WHAT NEEDS TO BE DONE>
In the copy you make, include no pictures, and transcribe every record exactly.

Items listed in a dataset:
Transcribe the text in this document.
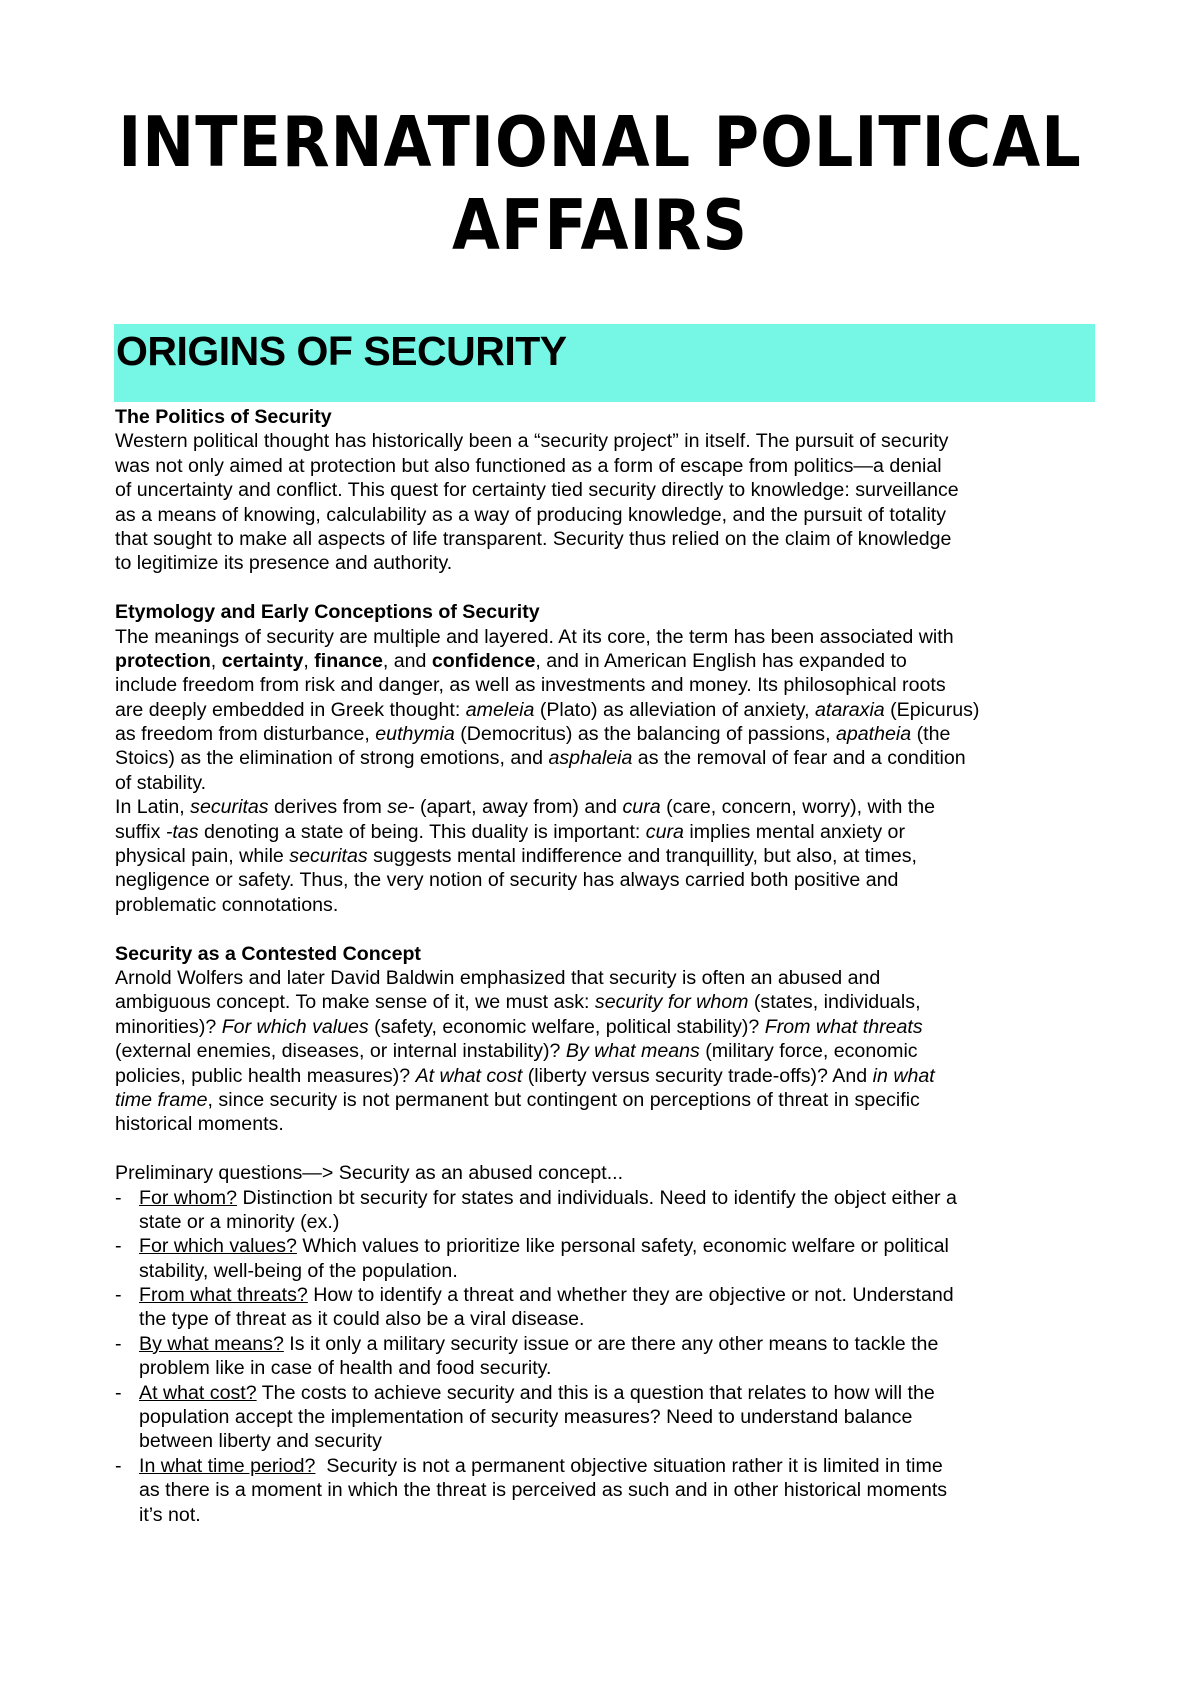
INTERNATIONAL POLITICAL
AFFAIRS
ORIGINS OF SECURITY
The Politics of Security
Western political thought has historically been a “security project” in itself. The pursuit of security
was not only aimed at protection but also functioned as a form of escape from politics—a denial
of uncertainty and conflict. This quest for certainty tied security directly to knowledge: surveillance
as a means of knowing, calculability as a way of producing knowledge, and the pursuit of totality
that sought to make all aspects of life transparent. Security thus relied on the claim of knowledge
to legitimize its presence and authority.
Etymology and Early Conceptions of Security
The meanings of security are multiple and layered. At its core, the term has been associated with
protection, certainty, finance, and confidence, and in American English has expanded to
include freedom from risk and danger, as well as investments and money. Its philosophical roots
are deeply embedded in Greek thought: ameleia (Plato) as alleviation of anxiety, ataraxia (Epicurus)
as freedom from disturbance, euthymia (Democritus) as the balancing of passions, apatheia (the
Stoics) as the elimination of strong emotions, and asphaleia as the removal of fear and a condition
of stability.
In Latin, securitas derives from se- (apart, away from) and cura (care, concern, worry), with the
suffix -tas denoting a state of being. This duality is important: cura implies mental anxiety or
physical pain, while securitas suggests mental indifference and tranquillity, but also, at times,
negligence or safety. Thus, the very notion of security has always carried both positive and
problematic connotations.
Security as a Contested Concept
Arnold Wolfers and later David Baldwin emphasized that security is often an abused and
ambiguous concept. To make sense of it, we must ask: security for whom (states, individuals,
minorities)? For which values (safety, economic welfare, political stability)? From what threats
(external enemies, diseases, or internal instability)? By what means (military force, economic
policies, public health measures)? At what cost (liberty versus security trade-offs)? And in what
time frame, since security is not permanent but contingent on perceptions of threat in specific
historical moments.
Preliminary questions—> Security as an abused concept...
- For whom? Distinction bt security for states and individuals. Need to identify the object either a
state or a minority (ex.)
- For which values? Which values to prioritize like personal safety, economic welfare or political
stability, well-being of the population.
- From what threats? How to identify a threat and whether they are objective or not. Understand
the type of threat as it could also be a viral disease.
- By what means? Is it only a military security issue or are there any other means to tackle the
problem like in case of health and food security.
- At what cost? The costs to achieve security and this is a question that relates to how will the
population accept the implementation of security measures? Need to understand balance
between liberty and security
- In what time period?  Security is not a permanent objective situation rather it is limited in time
as there is a moment in which the threat is perceived as such and in other historical moments
it’s not.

WRITTEN ANSWER>
Transcribe the text in this document.
INTERNATIONAL POLITICAL
AFFAIRS
ORIGINS OF SECURITY
The Politics of Security
Western political thought has historically been a “security project” in itself. The pursuit of security
was not only aimed at protection but also functioned as a form of escape from politics—a denial
of uncertainty and conflict. This quest for certainty tied security directly to knowledge: surveillance
as a means of knowing, calculability as a way of producing knowledge, and the pursuit of totality
that sought to make all aspects of life transparent. Security thus relied on the claim of knowledge
to legitimize its presence and authority.
Etymology and Early Conceptions of Security
The meanings of security are multiple and layered. At its core, the term has been associated with
protection, certainty, finance, and confidence, and in American English has expanded to
include freedom from risk and danger, as well as investments and money. Its philosophical roots
are deeply embedded in Greek thought: ameleia (Plato) as alleviation of anxiety, ataraxia (Epicurus)
as freedom from disturbance, euthymia (Democritus) as the balancing of passions, apatheia (the
Stoics) as the elimination of strong emotions, and asphaleia as the removal of fear and a condition
of stability.
In Latin, securitas derives from se- (apart, away from) and cura (care, concern, worry), with the
suffix -tas denoting a state of being. This duality is important: cura implies mental anxiety or
physical pain, while securitas suggests mental indifference and tranquillity, but also, at times,
negligence or safety. Thus, the very notion of security has always carried both positive and
problematic connotations.
Security as a Contested Concept
Arnold Wolfers and later David Baldwin emphasized that security is often an abused and
ambiguous concept. To make sense of it, we must ask: security for whom (states, individuals,
minorities)? For which values (safety, economic welfare, political stability)? From what threats
(external enemies, diseases, or internal instability)? By what means (military force, economic
policies, public health measures)? At what cost (liberty versus security trade-offs)? And in what
time frame, since security is not permanent but contingent on perceptions of threat in specific
historical moments.
Preliminary questions—> Security as an abused concept...
- For whom? Distinction bt security for states and individuals. Need to identify the object either a
state or a minority (ex.)
- For which values? Which values to prioritize like personal safety, economic welfare or political
stability, well-being of the population.
- From what threats? How to identify a threat and whether they are objective or not. Understand
the type of threat as it could also be a viral disease.
- By what means? Is it only a military security issue or are there any other means to tackle the
problem like in case of health and food security.
- At what cost? The costs to achieve security and this is a question that relates to how will the
population accept the implementation of security measures? Need to understand balance
between liberty and security
- In what time period?  Security is not a permanent objective situation rather it is limited in time
as there is a moment in which the threat is perceived as such and in other historical moments
it’s not.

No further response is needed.